TASK
In the data below, find every line with the string "万警进万企" and pull it out.

INPUT DATA

>>>

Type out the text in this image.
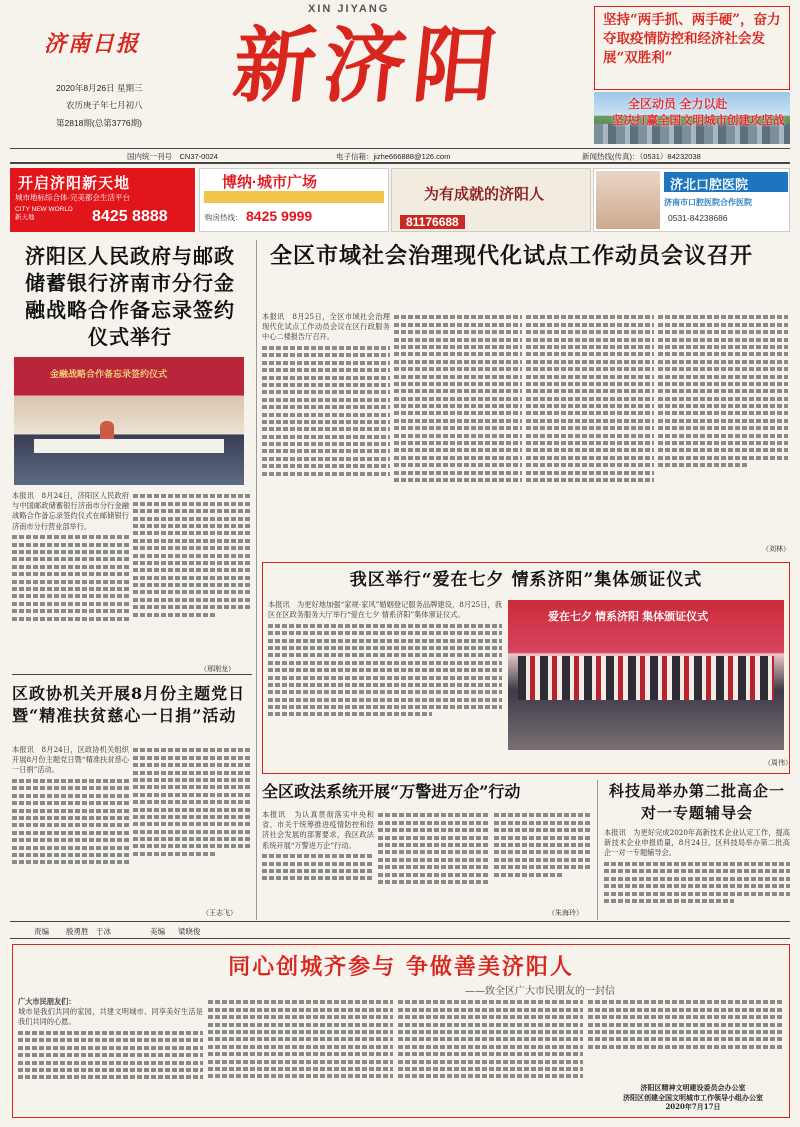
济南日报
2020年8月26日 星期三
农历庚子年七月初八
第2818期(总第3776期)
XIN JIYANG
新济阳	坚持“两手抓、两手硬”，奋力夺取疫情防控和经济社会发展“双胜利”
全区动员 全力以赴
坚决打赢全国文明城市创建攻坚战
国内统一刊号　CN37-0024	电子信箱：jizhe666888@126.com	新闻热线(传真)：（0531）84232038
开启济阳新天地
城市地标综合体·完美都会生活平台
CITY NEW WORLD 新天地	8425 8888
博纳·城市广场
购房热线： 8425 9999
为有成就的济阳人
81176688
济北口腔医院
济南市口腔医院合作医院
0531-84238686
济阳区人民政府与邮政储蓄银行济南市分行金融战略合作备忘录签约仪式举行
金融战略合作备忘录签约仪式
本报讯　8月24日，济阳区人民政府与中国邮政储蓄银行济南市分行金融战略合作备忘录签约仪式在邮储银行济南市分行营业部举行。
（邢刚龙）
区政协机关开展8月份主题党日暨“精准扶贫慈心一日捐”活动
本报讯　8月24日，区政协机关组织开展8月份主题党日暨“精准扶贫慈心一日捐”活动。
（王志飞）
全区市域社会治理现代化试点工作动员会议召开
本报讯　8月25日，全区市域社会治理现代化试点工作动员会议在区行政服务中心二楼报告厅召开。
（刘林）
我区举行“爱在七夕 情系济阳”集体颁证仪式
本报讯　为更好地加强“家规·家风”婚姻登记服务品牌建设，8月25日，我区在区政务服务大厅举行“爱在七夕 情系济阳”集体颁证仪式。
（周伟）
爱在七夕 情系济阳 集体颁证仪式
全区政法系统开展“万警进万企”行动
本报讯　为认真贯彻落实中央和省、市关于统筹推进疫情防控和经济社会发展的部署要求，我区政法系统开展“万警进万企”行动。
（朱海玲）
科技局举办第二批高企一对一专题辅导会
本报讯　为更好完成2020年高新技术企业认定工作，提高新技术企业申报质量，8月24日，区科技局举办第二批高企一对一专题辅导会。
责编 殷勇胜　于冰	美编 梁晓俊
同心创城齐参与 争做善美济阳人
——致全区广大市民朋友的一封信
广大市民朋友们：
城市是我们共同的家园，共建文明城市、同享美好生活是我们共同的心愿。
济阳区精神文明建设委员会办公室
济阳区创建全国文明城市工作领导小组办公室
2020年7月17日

<<<
>>>

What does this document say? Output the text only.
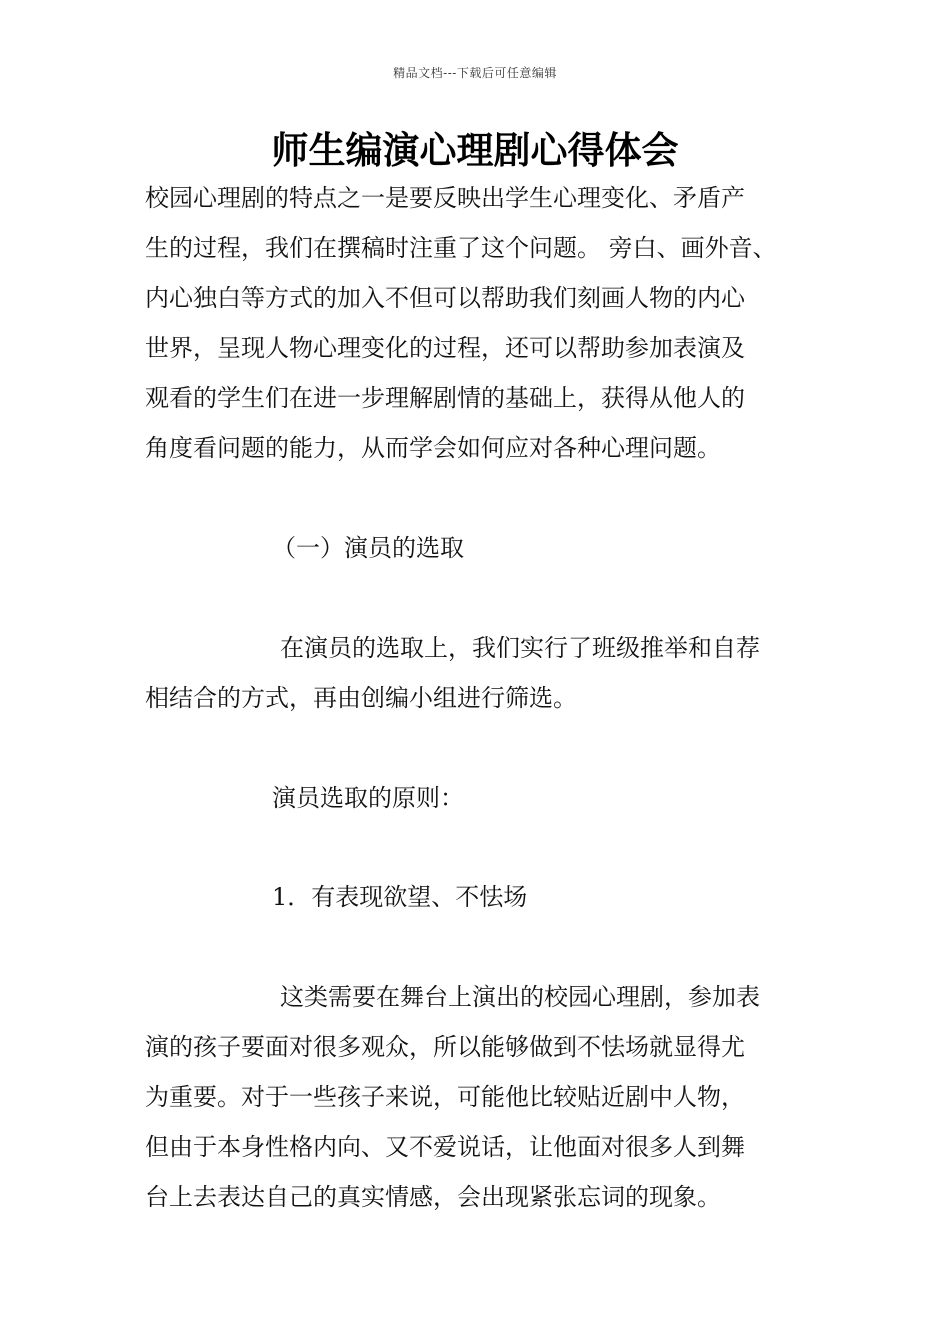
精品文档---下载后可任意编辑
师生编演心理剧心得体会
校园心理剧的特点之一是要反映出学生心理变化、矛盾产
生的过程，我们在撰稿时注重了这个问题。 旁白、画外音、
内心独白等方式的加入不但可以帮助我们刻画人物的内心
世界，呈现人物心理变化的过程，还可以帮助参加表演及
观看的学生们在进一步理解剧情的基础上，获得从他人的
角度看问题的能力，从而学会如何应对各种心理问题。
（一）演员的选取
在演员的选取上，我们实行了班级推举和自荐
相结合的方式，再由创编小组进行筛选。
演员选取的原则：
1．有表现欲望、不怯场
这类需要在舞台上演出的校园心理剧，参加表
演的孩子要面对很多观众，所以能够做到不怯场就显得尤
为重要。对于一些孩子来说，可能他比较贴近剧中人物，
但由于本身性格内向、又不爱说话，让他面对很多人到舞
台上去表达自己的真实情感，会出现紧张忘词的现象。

<<<

RESULT
全区政法系统开展“万警进万企”行动
本报讯　为认真贯彻落实中央和省、市关于统筹推进疫情防控和经济社会发展的部署要求，我区政法系统开展“万警进万企”行动。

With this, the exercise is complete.